## Exercise details
Reproduce the listing word for word, leaving every picture behind.

## Listed records

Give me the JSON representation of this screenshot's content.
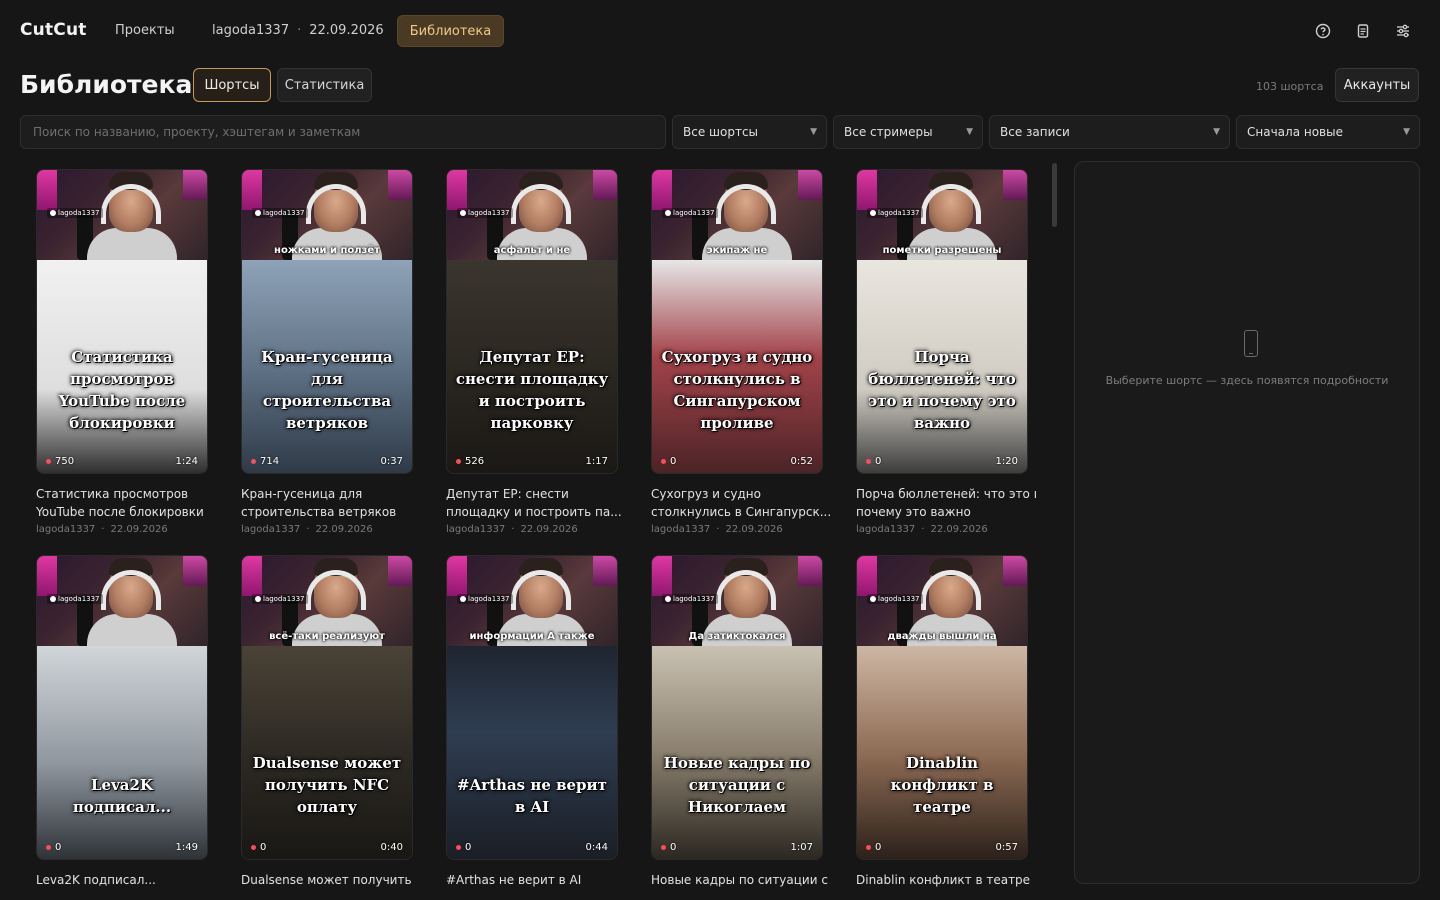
{
  "app": {
    "name": "CutCut"
  },
  "nav": {
    "projects": "Проекты",
    "account": "lagoda1337",
    "date": "22.09.2026",
    "library": "Библиотека"
  },
  "header": {
    "title": "Библиотека",
    "tabs": [
      "Шортсы",
      "Статистика"
    ],
    "count": "103 шортса",
    "accounts_button": "Аккаунты"
  },
  "filters": {
    "search_placeholder": "Поиск по названию, проекту, хэштегам и заметкам",
    "shorts": "Все шортсы",
    "streamers": "Все стримеры",
    "records": "Все записи",
    "sort": "Сначала новые"
  },
  "cards": [
    {
      "strip": "",
      "caption": "Статистика просмотров YouTube после блокировки",
      "views": "750",
      "duration": "1:24",
      "title": "Статистика просмотров YouTube после блокировки",
      "author": "lagoda1337",
      "date": "22.09.2026"
    },
    {
      "strip": "ножками и ползёт",
      "caption": "Кран-гусеница для строительства ветряков",
      "views": "714",
      "duration": "0:37",
      "title": "Кран-гусеница для строительства ветряков",
      "author": "lagoda1337",
      "date": "22.09.2026"
    },
    {
      "strip": "асфальт и не",
      "caption": "Депутат ЕР: снести площадку и построить парковку",
      "views": "526",
      "duration": "1:17",
      "title": "Депутат ЕР: снести площадку и построить па...",
      "author": "lagoda1337",
      "date": "22.09.2026"
    },
    {
      "strip": "экипаж не",
      "caption": "Сухогруз и судно столкнулись в Сингапурском проливе",
      "views": "0",
      "duration": "0:52",
      "title": "Сухогруз и судно столкнулись в Сингапурск...",
      "author": "lagoda1337",
      "date": "22.09.2026"
    },
    {
      "strip": "пометки разрешены",
      "caption": "Порча бюллетеней: что это и почему это важно",
      "views": "0",
      "duration": "1:20",
      "title": "Порча бюллетеней: что это и почему это важно",
      "author": "lagoda1337",
      "date": "22.09.2026"
    },
    {
      "strip": "",
      "caption": "Leva2K подписал...",
      "views": "0",
      "duration": "1:49",
      "title": "Leva2K подписал...",
      "author": "",
      "date": ""
    },
    {
      "strip": "всё-таки реализуют",
      "caption": "Dualsense может получить NFC оплату",
      "views": "0",
      "duration": "0:40",
      "title": "Dualsense может получить",
      "author": "",
      "date": ""
    },
    {
      "strip": "информации А также",
      "caption": "#Arthas не верит в AI",
      "views": "0",
      "duration": "0:44",
      "title": "#Arthas не верит в AI",
      "author": "",
      "date": ""
    },
    {
      "strip": "Да затиктокался",
      "caption": "Новые кадры по ситуации с Никоглаем",
      "views": "0",
      "duration": "1:07",
      "title": "Новые кадры по ситуации с",
      "author": "",
      "date": ""
    },
    {
      "strip": "дважды вышли на",
      "caption": "Dinablin конфликт в театре",
      "views": "0",
      "duration": "0:57",
      "title": "Dinablin конфликт в театре",
      "author": "",
      "date": ""
    }
  ],
  "details": {
    "hint": "Выберите шортс — здесь появятся подробности"
  },
  "icons": [
    "help-icon",
    "document-icon",
    "settings-sliders-icon",
    "phone-icon",
    "chevron-down-icon"
  ],
  "colors": {
    "accent": "#c49a55",
    "accent_bg": "#4a3a23",
    "views_dot": "#ff4a5e",
    "caption_highlight": "#f5c542"
  }
}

## Complete response
Give me the JSON representation of this screenshot's content.
{
  "app": {
    "name": "CutCut"
  },
  "nav": {
    "projects": "Проекты",
    "account": "lagoda1337",
    "date": "22.09.2026",
    "library": "Библиотека"
  },
  "header": {
    "title": "Библиотека",
    "tabs": [
      "Шортсы",
      "Статистика"
    ],
    "count": "103 шортса",
    "accounts_button": "Аккаунты"
  },
  "filters": {
    "search_placeholder": "Поиск по названию, проекту, хэштегам и заметкам",
    "shorts": "Все шортсы",
    "streamers": "Все стримеры",
    "records": "Все записи",
    "sort": "Сначала новые"
  },
  "cards": [
    {
      "strip": "",
      "caption": "Статистика просмотров YouTube после блокировки",
      "views": "750",
      "duration": "1:24",
      "title": "Статистика просмотров YouTube после блокировки",
      "author": "lagoda1337",
      "date": "22.09.2026"
    },
    {
      "strip": "ножками и ползёт",
      "caption": "Кран-гусеница для строительства ветряков",
      "views": "714",
      "duration": "0:37",
      "title": "Кран-гусеница для строительства ветряков",
      "author": "lagoda1337",
      "date": "22.09.2026"
    },
    {
      "strip": "асфальт и не",
      "caption": "Депутат ЕР: снести площадку и построить парковку",
      "views": "526",
      "duration": "1:17",
      "title": "Депутат ЕР: снести площадку и построить па...",
      "author": "lagoda1337",
      "date": "22.09.2026"
    },
    {
      "strip": "экипаж не",
      "caption": "Сухогруз и судно столкнулись в Сингапурском проливе",
      "views": "0",
      "duration": "0:52",
      "title": "Сухогруз и судно столкнулись в Сингапурск...",
      "author": "lagoda1337",
      "date": "22.09.2026"
    },
    {
      "strip": "пометки разрешены",
      "caption": "Порча бюллетеней: что это и почему это важно",
      "views": "0",
      "duration": "1:20",
      "title": "Порча бюллетеней: что это и почему это важно",
      "author": "lagoda1337",
      "date": "22.09.2026"
    },
    {
      "strip": "",
      "caption": "Leva2K подписал...",
      "views": "0",
      "duration": "1:49",
      "title": "Leva2K подписал...",
      "author": "",
      "date": ""
    },
    {
      "strip": "всё-таки реализуют",
      "caption": "Dualsense может получить NFC оплату",
      "views": "0",
      "duration": "0:40",
      "title": "Dualsense может получить",
      "author": "",
      "date": ""
    },
    {
      "strip": "информации А также",
      "caption": "#Arthas не верит в AI",
      "views": "0",
      "duration": "0:44",
      "title": "#Arthas не верит в AI",
      "author": "",
      "date": ""
    },
    {
      "strip": "Да затиктокался",
      "caption": "Новые кадры по ситуации с Никоглаем",
      "views": "0",
      "duration": "1:07",
      "title": "Новые кадры по ситуации с",
      "author": "",
      "date": ""
    },
    {
      "strip": "дважды вышли на",
      "caption": "Dinablin конфликт в театре",
      "views": "0",
      "duration": "0:57",
      "title": "Dinablin конфликт в театре",
      "author": "",
      "date": ""
    }
  ],
  "details": {
    "hint": "Выберите шортс — здесь появятся подробности"
  },
  "icons": [
    "help-icon",
    "document-icon",
    "settings-sliders-icon",
    "phone-icon",
    "chevron-down-icon"
  ],
  "colors": {
    "accent": "#c49a55",
    "accent_bg": "#4a3a23",
    "views_dot": "#ff4a5e",
    "caption_highlight": "#f5c542"
  }
}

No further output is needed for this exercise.